Dataset rows
—————

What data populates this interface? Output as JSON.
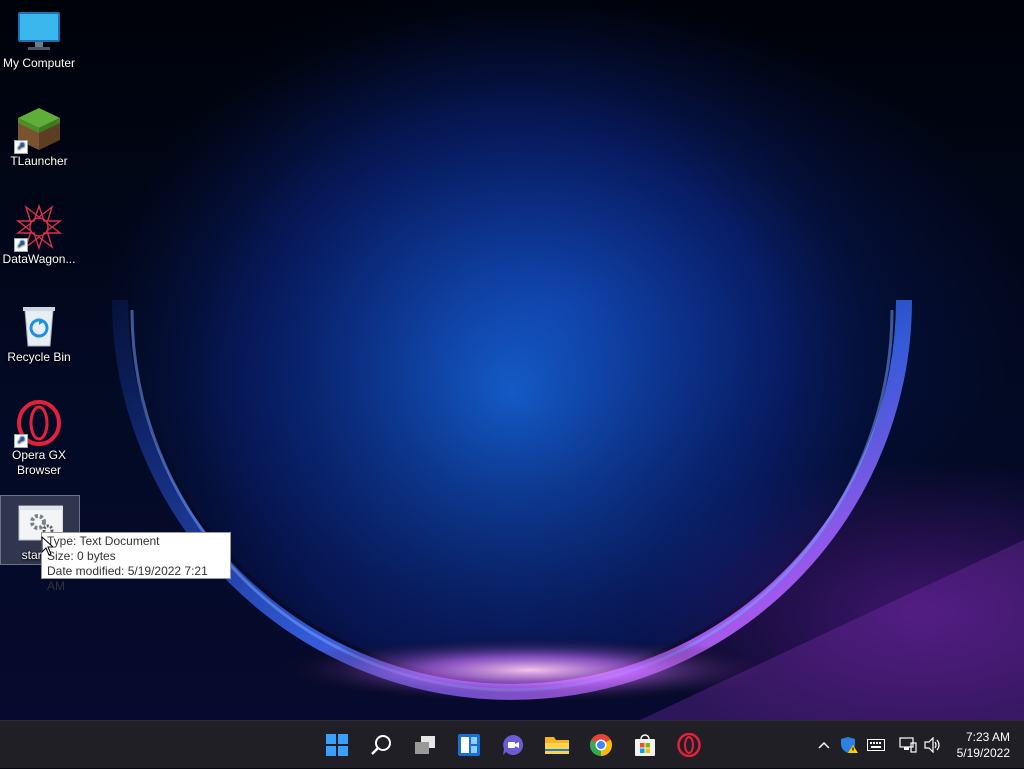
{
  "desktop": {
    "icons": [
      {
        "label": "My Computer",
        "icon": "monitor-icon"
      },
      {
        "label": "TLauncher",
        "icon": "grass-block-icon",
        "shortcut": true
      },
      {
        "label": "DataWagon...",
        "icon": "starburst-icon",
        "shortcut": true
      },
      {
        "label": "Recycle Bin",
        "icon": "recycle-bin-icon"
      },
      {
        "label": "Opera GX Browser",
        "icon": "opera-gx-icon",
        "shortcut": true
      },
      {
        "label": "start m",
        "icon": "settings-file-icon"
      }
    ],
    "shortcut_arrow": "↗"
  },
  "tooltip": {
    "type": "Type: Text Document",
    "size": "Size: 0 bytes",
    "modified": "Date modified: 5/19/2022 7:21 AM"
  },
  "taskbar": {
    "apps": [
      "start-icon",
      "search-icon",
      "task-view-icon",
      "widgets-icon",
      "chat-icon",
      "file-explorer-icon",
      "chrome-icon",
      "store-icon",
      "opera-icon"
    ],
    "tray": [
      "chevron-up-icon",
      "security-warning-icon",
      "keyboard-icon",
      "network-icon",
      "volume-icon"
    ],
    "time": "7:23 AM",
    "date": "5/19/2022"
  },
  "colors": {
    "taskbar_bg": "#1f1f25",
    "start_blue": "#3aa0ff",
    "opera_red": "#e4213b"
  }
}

—————

■ **Exercise requirements**: Each line holding the word "file" counts once; report the total and nothing else.

■ **Exercise answer**: 2